--- WHAT YOU HAVE TO DO ---
Copy out every record below, word for word.

Records contained in a dataset
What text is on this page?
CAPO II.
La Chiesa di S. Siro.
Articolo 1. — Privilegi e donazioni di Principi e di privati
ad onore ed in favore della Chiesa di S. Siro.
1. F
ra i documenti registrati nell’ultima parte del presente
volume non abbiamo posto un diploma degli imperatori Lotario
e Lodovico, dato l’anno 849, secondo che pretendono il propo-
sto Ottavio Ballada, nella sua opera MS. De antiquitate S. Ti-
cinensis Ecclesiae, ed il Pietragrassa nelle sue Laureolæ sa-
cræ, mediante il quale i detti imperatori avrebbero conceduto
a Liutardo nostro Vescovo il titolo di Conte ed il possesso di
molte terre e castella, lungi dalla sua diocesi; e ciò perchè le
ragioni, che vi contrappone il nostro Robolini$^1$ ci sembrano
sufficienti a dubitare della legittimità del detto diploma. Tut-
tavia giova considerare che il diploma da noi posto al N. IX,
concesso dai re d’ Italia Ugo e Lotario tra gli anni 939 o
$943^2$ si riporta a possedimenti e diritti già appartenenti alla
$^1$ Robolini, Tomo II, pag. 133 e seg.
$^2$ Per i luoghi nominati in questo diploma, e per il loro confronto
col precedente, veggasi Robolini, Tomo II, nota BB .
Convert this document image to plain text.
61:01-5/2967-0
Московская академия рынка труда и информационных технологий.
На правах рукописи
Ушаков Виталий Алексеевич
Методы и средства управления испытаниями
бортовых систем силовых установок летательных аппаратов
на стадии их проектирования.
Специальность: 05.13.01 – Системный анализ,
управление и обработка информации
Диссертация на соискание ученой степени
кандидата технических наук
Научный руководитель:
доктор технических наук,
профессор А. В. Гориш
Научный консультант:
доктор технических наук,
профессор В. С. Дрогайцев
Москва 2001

--- RESPONSE ---
What text is on this page?
CAPO II.
La Chiesa di S. Siro.
Articolo 1. — Privilegi e donazioni di Principi e di privati
ad onore ed in favore della Chiesa di S. Siro.
1. F
ra i documenti registrati nell’ultima parte del presente
volume non abbiamo posto un diploma degli imperatori Lotario
e Lodovico, dato l’anno 849, secondo che pretendono il propo-
sto Ottavio Ballada, nella sua opera MS. De antiquitate S. Ti-
cinensis Ecclesiae, ed il Pietragrassa nelle sue Laureolæ sa-
cræ, mediante il quale i detti imperatori avrebbero conceduto
a Liutardo nostro Vescovo il titolo di Conte ed il possesso di
molte terre e castella, lungi dalla sua diocesi; e ciò perchè le
ragioni, che vi contrappone il nostro Robolini$^1$ ci sembrano
sufficienti a dubitare della legittimità del detto diploma. Tut-
tavia giova considerare che il diploma da noi posto al N. IX,
concesso dai re d’ Italia Ugo e Lotario tra gli anni 939 o
$943^2$ si riporta a possedimenti e diritti già appartenenti alla
$^1$ Robolini, Tomo II, pag. 133 e seg.
$^2$ Per i luoghi nominati in questo diploma, e per il loro confronto
col precedente, veggasi Robolini, Tomo II, nota BB .
Convert this document image to plain text.
61:01-5/2967-0
Московская академия рынка труда и информационных технологий.
На правах рукописи
Ушаков Виталий Алексеевич
Методы и средства управления испытаниями
бортовых систем силовых установок летательных аппаратов
на стадии их проектирования.
Специальность: 05.13.01 – Системный анализ,
управление и обработка информации
Диссертация на соискание ученой степени
кандидата технических наук
Научный руководитель:
доктор технических наук,
профессор А. В. Гориш
Научный консультант:
доктор технических наук,
профессор В. С. Дрогайцев
Москва 2001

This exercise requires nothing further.